* Requests *
(a) Answer these questions from the disparity estimation passage, labeling each answer (i), (ii), (iii) to match:
(i) Into which two groups are the existing frameworks classified?
(ii) Which similarity measure does the GPU stereo matching stage use?
(iii) In which section are the conclusions drawn?
(b) Reproduce the stretch of the disparity estimation passage from "The remainder of" through "conclusions are drawn." verbatim.

* Document section *
____

We can classify the existing frameworks into two groups: those focused on speed and those focused on quality. The frameworks in the first group mainly use local search for the disparity estimation and fast smoothing stages, avoiding iterative methods. As a consequence, they fail to meet some quality criteria, specifically in more challenging scenarios. These methods are designed to provide a fast DM, when the error threshold is larger than the average and the resolutions and disparity range are limited. The quality-focused methods provide acceptable results in most scenarios, but the processing time is inconvenient due to limited compatibility with specified hardware or extremely iterative methods.

Due to the continuous advances in image processing algorithms, along with the use of GPU computation and development of multicore CPUs, it is possible to design and implement more exhaustive and abstract methods, achieving better results and shortening distances between frameworks, such as the ones aimed at real-time processing [7, 8, 10, 12] and the ones aimed at obtaining the best quality criteria scores [6, 11, 13, 14]. Actually, it is possible to choose a trustworthy and robust framework for a given task, but a general solution is still in development. During this work, an effort has been made to reduce the distance between speed and quality, by implementing the same process in CPU and GPU parallel architectures, with only minor modifications into a structure of framework applied but maintaining the same results, thus reducing the processing time.

In this paper, there are three main contributions. Firstly, a Census transform GPU implementation, allowing to represent every pixel value in the form of a binary vector, is estimated from a few values in their neighborhood pixels. Secondly, this work presents a GPU implementation in the stereo matching stage with Hamming distance as similarity measure; this allows the proposed framework to estimate a sparse disparity map with large size datasets. And finally, a clustered median filtering (CMF) is applied for refinement disparity and occlusion handling, which, in conjunction with a clustering algorithm, as K-means, is capable to reconstruct an acceptable dense disparity map.

The remainder of the paper is organized as follows. In Sect. 2, some related works are described. In Sect. 3, the novel framework for the parallel dense disparity estimation is presented and the hardware implementations detailed; in Sect. 4, the quality criteria, datasets, and experimental results are presented; and in Sect. 5, the conclusions are drawn.

2 Related works

There exists several methods for obtaining disparity maps. Some of these frameworks will be compared with our approach. Among the comparison frameworks will be some works submitted in the Middlebury v3 table, available for two sizes (quarter and half size). Additionally, sparse and dense results are compared to this dataset.

____

* Available data *
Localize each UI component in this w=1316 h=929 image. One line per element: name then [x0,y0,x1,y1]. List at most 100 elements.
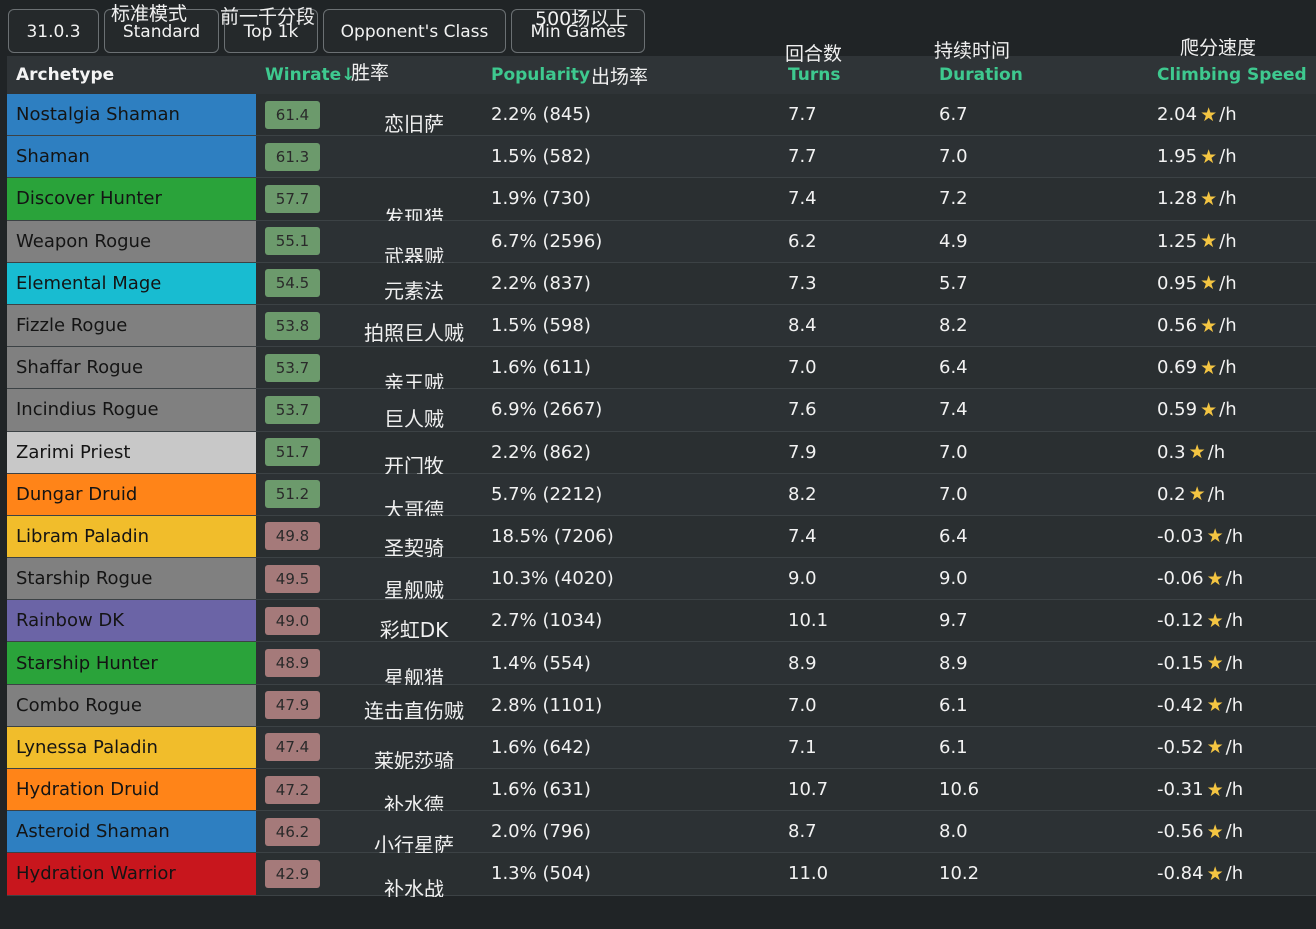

____

* Answers given *
(a)
(i) Frameworks focused on speed and frameworks focused on quality.
(ii) Hamming distance.
(iii) Sect. 5.

(b)
The remainder of the paper is organized as follows. In Sect. 2, some related works are described. In Sect. 3, the novel framework for the parallel dense disparity estimation is presented and the hardware implementations detailed; in Sect. 4, the quality criteria, datasets, and experimental results are presented; and in Sect. 5, the conclusions are drawn.